>> START DOCUMENT SECTION

This explorative notebook intends to shine some light on the different modes of feeding documents to Vespa.
We will look at these different methods:

1. Using `feed_iterable()`.
2. Using `feed_iterable_async()`
3. Using Vespa CLI[TODO:Link].


<div class="alert alert-info">
    Refer to <a href="https://pyvespa.readthedocs.io/en/latest/troubleshooting.html">troubleshooting</a>
    for any problem when running this guide.
</div>


[Install pyvespa](https://pyvespa.readthedocs.io/) and start Docker Daemon, validate minimum 6G available:


In [1]:
#!pip3 install pyvespa
#!docker info | grep "Total Memory"

## Deploy the Vespa application

Deploy `package` on the local machine using Docker,
without leaving the notebook, by creating an instance of
[VespaDocker](https://pyvespa.readthedocs.io/en/latest/reference-api.html#vespa.deployment.VespaDocker). `VespaDocker` connects
to the local Docker daemon socket and starts the [Vespa docker image](https://hub.docker.com/r/vespaengine/vespa/).

If this step fails, please check
that the Docker daemon is running, and that the Docker daemon socket can be used by clients (Configurable under advanced settings in Docker Desktop).


## Create an application package

The [application package](https://pyvespa.readthedocs.io/en/latest/reference-api.html#vespa.package.ApplicationPackage)
has all the Vespa configuration files -
create one from scratch:


In [None]:
%load_ext autoreload
%autoreload 2

In [2]:
from vespa.package import (
    ApplicationPackage,
    Field,
    Schema,
    Document,
    FieldSet,
)

package = ApplicationPackage(
    name="pyvespafeed",
    schema=[
        Schema(
            name="doc",
            document=Document(
                fields=[
                    Field(name="id", type="string", indexing=["summary"]),
                    Field(name="text", type="string", indexing=["summary"]),
                ]
            ),
            fieldsets=[FieldSet(name="default", fields=["text"])],
        )
    ],
)

Note that the name cannot have `-` or `_`.


In [3]:
from vespa.deployment import VespaDocker

vespa_docker = VespaDocker()
app = vespa_docker.deploy(application_package=package)



Waiting for configuration server, 0/300 seconds...
Waiting for configuration server, 5/300 seconds...
Using plain http against endpoint http://localhost:8080/ApplicationStatus
Waiting for application status, 0/300 seconds...
Using plain http against endpoint http://localhost:8080/ApplicationStatus
Waiting for application status, 5/300 seconds...
Using plain http against endpoint http://localhost:8080/ApplicationStatus
Waiting for application status, 10/300 seconds...
Using plain http against endpoint http://localhost:8080/ApplicationStatus
Application is up!
Finished deployment.

>> END DOCUMENT SECTION
>> START RECORDS PROVIDED

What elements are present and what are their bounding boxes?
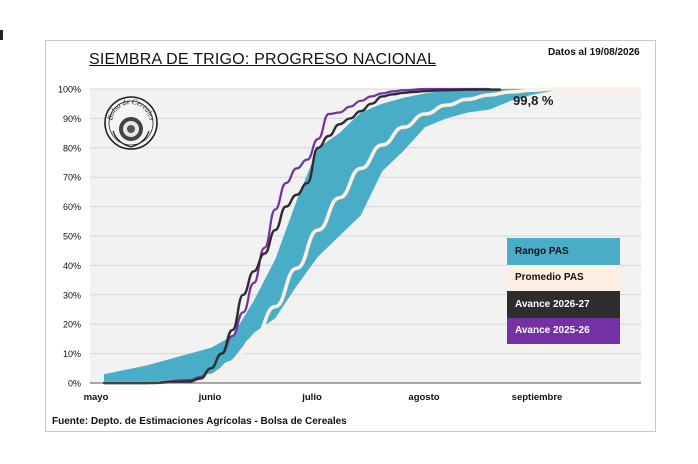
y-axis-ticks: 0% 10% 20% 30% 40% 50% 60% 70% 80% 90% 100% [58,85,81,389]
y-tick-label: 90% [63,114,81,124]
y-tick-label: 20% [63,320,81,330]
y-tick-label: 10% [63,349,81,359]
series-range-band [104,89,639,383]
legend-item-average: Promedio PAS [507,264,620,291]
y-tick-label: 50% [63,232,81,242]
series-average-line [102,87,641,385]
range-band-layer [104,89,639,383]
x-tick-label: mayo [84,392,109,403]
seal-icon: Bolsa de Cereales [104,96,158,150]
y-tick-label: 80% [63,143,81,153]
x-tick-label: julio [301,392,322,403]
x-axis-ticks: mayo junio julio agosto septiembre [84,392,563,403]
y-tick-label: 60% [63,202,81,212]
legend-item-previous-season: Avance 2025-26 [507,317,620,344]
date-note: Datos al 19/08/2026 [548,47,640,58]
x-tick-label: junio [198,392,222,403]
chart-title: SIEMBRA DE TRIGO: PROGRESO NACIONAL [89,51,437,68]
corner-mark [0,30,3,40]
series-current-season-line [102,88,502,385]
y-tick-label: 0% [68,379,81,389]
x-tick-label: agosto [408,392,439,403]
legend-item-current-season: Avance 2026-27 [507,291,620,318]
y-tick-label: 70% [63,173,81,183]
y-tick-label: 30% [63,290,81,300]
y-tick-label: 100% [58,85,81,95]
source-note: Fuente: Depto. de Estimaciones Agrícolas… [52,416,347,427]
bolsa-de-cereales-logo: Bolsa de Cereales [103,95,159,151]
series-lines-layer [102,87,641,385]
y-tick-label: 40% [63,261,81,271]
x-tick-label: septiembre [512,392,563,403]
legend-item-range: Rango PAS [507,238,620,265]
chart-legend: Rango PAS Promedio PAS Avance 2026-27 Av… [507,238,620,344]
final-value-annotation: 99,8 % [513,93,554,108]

>> END RECORDS PROVIDED

--- COMPLETE THE FOLLOWING ---
A – Please copy out everything in the entries from the line containing "y-axis-ticks: 0% 10%" down to the line containing "y-tick-label: 100% [58,85,81,95]", with both of those lines included.
B – Continue the notebook on feeding documents to Vespa from the point where it stops.

--- RESPONSES IN ORDER ---
A –
y-axis-ticks: 0% 10% 20% 30% 40% 50% 60% 70% 80% 90% 100% [58,85,81,389]
y-tick-label: 90% [63,114,81,124]
y-tick-label: 20% [63,320,81,330]
y-tick-label: 10% [63,349,81,359]
series-range-band [104,89,639,383]
legend-item-average: Promedio PAS [507,264,620,291]
y-tick-label: 50% [63,232,81,242]
series-average-line [102,87,641,385]
range-band-layer [104,89,639,383]
x-tick-label: mayo [84,392,109,403]
seal-icon: Bolsa de Cereales [104,96,158,150]
y-tick-label: 80% [63,143,81,153]
x-tick-label: julio [301,392,322,403]
x-axis-ticks: mayo junio julio agosto septiembre [84,392,563,403]
y-tick-label: 60% [63,202,81,212]
legend-item-previous-season: Avance 2025-26 [507,317,620,344]
date-note: Datos al 19/08/2026 [548,47,640,58]
x-tick-label: junio [198,392,222,403]
chart-title: SIEMBRA DE TRIGO: PROGRESO NACIONAL [89,51,437,68]
corner-mark [0,30,3,40]
series-current-season-line [102,88,502,385]
y-tick-label: 0% [68,379,81,389]
x-tick-label: agosto [408,392,439,403]
legend-item-current-season: Avance 2026-27 [507,291,620,318]
y-tick-label: 70% [63,173,81,183]
y-tick-label: 30% [63,290,81,300]
y-tick-label: 100% [58,85,81,95]

B –
`app` now holds a reference to a [Vespa](https://pyvespa.readthedocs.io/en/latest/reference-api.html#vespa.application.Vespa) instance.


## Preparing the data

In this example we use [HF Datasets](https://huggingface.co/docs/datasets/index) library to stream the
["Cohere/wikipedia-2023-11-embed-multilingual-v3"](https://huggingface.co/datasets/Cohere/wikipedia-2023-11-embed-multilingual-v3) dataset and index in our newly deployed Vespa instance.

The dataset contains wikipedia-pages, and their corresponding embeddings.

> For this exploration

The following uses the [stream](https://huggingface.co/docs/datasets/stream) option of datasets to stream the data without
downloading all the contents locally. The `map` functionality allows us to convert the
dataset fields into the expected feed format for `pyvespa` which expects a dict with the keys `id` and `fields`:

`{ "id": "vespa-document-id", "fields": {"vespa_field": "vespa-field-value"}}`


In [39]:
from datasets import load_dataset

dataset = load_dataset(
    "Cohere/wikipedia-2023-11-embed-multilingual-v3",
    "ext",
    split="train",
    streaming=False,
)
vespa_feed = dataset.map(
    lambda x: {"id": x["_id"] + "-iter", "fields": {"text": x["text"]}}
)
vespa_json_feed = vespa_feed.map(
    lambda x: {
        "put": f"id:pyvespa-feed:doc::{x['_id']}-json",
        "fields": {"text": x["text"]},
    }
)

Downloading data: 100%|██████████| 212M/212M [00:12<00:00, 17.3MB/s] 
Downloading data: 100%|██████████| 213M/213M [00:14<00:00, 14.9MB/s] 
Downloading data: 100%|██████████| 214M/214M [00:13<00:00, 16.1MB/s] 
Downloading data: 100%|██████████| 212M/212M [00:12<00:00, 17.2MB/s] 
Downloading data: 100%|██████████| 211M/211M [00:12<00:00, 16.8MB/s] 
Downloading data: 100%|██████████| 208M/208M [00:12<00:00, 16.5MB/s] 
Downloading data: 100%|██████████| 98.4M/98.4M [00:05<00:00, 17.2MB/s]


Generating train split: 0 examples [00:00, ? examples/s]

Map:   0%|          | 0/646424 [00:00<?, ? examples/s]

Map:   0%|          | 0/646424 [00:00<?, ? examples/s]

In [40]:
vespa_feed_iter = vespa_feed.select_columns(["id", "fields"])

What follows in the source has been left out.